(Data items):
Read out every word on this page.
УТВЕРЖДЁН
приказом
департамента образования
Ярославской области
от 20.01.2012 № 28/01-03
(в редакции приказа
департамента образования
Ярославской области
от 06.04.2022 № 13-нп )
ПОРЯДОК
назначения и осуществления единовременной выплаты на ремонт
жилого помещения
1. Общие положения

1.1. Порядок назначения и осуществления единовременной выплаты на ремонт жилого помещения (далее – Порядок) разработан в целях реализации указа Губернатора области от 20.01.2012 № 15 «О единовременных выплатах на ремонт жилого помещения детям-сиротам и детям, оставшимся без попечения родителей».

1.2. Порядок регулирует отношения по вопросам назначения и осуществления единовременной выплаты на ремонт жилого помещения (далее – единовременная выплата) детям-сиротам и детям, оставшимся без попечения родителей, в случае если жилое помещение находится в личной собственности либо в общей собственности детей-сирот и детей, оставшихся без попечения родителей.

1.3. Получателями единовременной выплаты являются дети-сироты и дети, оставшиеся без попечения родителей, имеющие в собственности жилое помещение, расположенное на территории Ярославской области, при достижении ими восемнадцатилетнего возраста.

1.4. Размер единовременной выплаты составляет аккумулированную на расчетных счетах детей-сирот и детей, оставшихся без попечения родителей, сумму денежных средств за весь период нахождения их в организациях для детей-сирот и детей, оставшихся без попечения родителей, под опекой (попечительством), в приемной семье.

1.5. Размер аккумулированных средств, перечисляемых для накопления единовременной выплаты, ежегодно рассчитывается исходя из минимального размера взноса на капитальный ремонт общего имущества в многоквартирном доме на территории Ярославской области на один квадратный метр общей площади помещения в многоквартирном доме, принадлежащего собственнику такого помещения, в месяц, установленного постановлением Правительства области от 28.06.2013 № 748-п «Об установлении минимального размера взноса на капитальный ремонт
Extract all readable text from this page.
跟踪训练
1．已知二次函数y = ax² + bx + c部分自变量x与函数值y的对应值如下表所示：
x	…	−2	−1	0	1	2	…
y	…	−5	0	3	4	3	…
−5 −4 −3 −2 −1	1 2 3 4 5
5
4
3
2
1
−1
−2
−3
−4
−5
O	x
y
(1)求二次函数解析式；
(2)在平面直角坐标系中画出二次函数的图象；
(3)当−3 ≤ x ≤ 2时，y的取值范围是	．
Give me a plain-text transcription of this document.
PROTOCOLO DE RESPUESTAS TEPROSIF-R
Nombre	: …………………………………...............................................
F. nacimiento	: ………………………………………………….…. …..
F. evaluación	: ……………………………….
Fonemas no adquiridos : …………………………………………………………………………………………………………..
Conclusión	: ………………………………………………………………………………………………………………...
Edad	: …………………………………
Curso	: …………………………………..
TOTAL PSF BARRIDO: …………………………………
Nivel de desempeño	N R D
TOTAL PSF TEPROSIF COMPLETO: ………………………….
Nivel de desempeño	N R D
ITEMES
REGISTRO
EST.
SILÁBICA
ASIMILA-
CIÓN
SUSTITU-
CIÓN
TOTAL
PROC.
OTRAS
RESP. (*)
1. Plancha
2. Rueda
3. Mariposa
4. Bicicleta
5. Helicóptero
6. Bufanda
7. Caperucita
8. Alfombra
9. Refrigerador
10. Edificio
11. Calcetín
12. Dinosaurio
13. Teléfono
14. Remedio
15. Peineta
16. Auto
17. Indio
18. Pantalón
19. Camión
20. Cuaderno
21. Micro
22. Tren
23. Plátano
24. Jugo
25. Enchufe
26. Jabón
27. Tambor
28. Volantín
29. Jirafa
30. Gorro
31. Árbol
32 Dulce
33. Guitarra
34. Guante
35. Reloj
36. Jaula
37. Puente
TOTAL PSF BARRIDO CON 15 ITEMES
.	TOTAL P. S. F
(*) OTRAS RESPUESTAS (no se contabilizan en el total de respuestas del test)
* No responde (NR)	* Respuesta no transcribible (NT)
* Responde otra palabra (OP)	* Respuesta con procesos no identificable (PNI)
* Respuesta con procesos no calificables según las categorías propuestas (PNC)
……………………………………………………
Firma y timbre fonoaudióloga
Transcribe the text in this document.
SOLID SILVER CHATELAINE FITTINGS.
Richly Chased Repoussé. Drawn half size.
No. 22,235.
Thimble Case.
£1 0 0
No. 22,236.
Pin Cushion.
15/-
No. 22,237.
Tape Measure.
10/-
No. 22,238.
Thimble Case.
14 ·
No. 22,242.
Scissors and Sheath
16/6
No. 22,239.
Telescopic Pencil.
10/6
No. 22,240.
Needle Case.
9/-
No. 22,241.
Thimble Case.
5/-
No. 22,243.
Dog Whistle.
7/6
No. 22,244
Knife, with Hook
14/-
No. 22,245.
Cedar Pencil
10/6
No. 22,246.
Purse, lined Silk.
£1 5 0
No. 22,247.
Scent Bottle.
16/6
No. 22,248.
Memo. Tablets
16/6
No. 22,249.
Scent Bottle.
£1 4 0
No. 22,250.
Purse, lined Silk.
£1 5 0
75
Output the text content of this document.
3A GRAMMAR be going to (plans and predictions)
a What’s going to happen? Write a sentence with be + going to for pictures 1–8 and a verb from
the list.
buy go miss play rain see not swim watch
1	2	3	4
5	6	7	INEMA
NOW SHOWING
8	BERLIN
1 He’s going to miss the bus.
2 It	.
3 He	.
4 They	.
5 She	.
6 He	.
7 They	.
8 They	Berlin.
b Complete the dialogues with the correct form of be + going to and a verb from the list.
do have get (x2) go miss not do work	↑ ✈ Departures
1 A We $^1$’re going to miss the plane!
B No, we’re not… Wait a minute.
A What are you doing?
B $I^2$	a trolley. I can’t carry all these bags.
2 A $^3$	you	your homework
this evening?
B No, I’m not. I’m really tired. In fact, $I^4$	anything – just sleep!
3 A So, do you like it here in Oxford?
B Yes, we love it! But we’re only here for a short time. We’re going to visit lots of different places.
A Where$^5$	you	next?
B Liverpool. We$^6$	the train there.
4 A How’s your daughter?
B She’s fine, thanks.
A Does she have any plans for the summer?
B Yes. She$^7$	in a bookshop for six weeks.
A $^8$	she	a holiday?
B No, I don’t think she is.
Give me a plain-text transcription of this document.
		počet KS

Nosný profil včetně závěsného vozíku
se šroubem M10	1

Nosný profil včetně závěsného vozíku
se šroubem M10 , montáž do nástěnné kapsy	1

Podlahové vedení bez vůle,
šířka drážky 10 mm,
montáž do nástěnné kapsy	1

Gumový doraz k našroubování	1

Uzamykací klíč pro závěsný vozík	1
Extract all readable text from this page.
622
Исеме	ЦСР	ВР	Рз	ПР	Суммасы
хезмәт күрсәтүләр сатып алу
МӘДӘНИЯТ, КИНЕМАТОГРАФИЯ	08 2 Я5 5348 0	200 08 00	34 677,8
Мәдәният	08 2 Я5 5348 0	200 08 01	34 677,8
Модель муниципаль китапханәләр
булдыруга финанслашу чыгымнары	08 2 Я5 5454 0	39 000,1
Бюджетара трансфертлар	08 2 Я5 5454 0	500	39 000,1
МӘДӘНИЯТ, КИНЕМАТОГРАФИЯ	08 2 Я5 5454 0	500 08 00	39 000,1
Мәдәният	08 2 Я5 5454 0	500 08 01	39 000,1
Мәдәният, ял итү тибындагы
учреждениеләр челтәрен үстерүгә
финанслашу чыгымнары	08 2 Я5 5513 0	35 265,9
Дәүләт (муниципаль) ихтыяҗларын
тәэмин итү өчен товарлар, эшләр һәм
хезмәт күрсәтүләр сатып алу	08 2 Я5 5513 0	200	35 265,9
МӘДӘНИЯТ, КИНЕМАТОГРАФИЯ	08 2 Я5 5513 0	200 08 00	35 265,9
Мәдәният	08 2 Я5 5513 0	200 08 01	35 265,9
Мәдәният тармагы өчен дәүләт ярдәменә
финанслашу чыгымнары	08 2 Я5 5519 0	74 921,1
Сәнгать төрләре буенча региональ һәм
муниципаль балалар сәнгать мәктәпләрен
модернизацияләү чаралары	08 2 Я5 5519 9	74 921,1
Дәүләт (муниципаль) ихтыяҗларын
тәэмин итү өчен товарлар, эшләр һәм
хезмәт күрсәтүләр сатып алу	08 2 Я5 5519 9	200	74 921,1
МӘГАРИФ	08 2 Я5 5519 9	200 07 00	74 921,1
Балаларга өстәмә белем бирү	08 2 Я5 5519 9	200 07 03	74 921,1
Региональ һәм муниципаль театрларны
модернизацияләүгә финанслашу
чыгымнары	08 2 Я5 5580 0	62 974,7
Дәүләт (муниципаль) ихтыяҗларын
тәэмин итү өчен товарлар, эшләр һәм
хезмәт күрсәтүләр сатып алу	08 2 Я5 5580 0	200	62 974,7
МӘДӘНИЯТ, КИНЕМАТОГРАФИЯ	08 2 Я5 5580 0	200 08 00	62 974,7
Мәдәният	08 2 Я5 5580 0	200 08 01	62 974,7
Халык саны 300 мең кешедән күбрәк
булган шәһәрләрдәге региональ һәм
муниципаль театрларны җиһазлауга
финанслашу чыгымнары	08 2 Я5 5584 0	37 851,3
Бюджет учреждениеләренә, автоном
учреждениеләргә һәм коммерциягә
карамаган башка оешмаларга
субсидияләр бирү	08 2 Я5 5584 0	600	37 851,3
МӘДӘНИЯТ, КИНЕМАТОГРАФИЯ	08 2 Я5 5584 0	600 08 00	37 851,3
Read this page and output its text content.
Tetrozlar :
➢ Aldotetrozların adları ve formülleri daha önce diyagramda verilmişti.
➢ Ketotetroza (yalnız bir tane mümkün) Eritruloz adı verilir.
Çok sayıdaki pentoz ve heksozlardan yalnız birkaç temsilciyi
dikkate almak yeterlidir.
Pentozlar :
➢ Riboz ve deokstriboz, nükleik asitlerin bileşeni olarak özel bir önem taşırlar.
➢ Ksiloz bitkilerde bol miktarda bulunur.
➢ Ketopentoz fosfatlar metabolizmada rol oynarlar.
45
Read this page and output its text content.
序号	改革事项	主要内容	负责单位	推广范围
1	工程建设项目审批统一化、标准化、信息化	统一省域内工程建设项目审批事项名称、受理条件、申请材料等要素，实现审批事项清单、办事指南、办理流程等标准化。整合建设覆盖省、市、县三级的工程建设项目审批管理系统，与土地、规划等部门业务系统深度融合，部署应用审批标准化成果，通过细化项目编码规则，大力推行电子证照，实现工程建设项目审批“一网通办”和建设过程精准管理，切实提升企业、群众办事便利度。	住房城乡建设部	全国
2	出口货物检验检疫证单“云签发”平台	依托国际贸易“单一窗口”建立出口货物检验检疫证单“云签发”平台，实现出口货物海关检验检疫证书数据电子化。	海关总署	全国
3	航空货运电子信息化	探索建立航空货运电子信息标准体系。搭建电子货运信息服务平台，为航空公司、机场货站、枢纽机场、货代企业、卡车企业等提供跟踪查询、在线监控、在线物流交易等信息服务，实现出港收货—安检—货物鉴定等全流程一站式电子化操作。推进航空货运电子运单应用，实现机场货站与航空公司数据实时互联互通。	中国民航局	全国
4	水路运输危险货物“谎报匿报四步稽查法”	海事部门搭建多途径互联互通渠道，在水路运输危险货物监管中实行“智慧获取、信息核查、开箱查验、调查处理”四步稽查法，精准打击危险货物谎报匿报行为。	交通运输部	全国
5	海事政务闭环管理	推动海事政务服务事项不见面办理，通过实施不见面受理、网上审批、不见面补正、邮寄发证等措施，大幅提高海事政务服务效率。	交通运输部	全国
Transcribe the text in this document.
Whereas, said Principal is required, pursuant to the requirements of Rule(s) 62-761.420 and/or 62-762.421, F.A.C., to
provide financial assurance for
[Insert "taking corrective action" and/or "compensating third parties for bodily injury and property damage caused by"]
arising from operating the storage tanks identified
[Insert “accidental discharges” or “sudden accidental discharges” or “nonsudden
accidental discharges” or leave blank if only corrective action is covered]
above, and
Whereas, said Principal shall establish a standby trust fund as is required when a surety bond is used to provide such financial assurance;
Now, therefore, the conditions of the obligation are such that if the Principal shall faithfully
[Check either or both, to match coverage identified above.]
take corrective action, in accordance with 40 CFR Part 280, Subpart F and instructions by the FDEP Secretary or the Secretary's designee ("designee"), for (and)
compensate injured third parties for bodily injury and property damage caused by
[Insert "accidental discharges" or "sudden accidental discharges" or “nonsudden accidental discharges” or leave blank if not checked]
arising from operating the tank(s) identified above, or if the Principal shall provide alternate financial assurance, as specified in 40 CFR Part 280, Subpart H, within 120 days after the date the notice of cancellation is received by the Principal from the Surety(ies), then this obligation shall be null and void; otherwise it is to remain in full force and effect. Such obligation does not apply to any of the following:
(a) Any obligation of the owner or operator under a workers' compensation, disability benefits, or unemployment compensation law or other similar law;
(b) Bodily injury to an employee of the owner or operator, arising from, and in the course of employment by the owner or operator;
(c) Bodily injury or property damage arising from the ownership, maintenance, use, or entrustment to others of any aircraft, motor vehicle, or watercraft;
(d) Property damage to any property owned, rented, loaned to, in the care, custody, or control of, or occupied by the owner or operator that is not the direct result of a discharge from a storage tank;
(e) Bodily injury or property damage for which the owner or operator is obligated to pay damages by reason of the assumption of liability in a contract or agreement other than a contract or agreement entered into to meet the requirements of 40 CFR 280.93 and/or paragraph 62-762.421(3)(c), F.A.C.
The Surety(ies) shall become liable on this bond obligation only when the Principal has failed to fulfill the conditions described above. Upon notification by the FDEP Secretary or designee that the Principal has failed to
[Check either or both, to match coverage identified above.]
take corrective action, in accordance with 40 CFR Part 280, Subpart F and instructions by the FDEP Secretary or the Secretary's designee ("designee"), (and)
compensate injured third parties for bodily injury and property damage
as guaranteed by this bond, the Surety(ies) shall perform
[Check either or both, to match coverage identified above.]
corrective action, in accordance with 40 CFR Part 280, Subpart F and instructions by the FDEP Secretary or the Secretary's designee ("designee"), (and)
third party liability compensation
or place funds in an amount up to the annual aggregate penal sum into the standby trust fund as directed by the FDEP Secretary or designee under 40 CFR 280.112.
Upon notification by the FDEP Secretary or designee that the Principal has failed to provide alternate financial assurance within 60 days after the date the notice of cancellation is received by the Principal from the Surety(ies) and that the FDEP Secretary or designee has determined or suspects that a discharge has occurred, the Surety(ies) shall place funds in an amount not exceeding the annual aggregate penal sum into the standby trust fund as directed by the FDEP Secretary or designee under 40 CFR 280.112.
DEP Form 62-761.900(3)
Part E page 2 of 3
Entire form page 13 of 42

(What is needed): Lines that hold the word "blank" are the ones to return, every one of them.

(Finished exercise):
accidental discharges” or leave blank if only corrective action is covered]
[Insert "accidental discharges" or "sudden accidental discharges" or “nonsudden accidental discharges” or leave blank if not checked]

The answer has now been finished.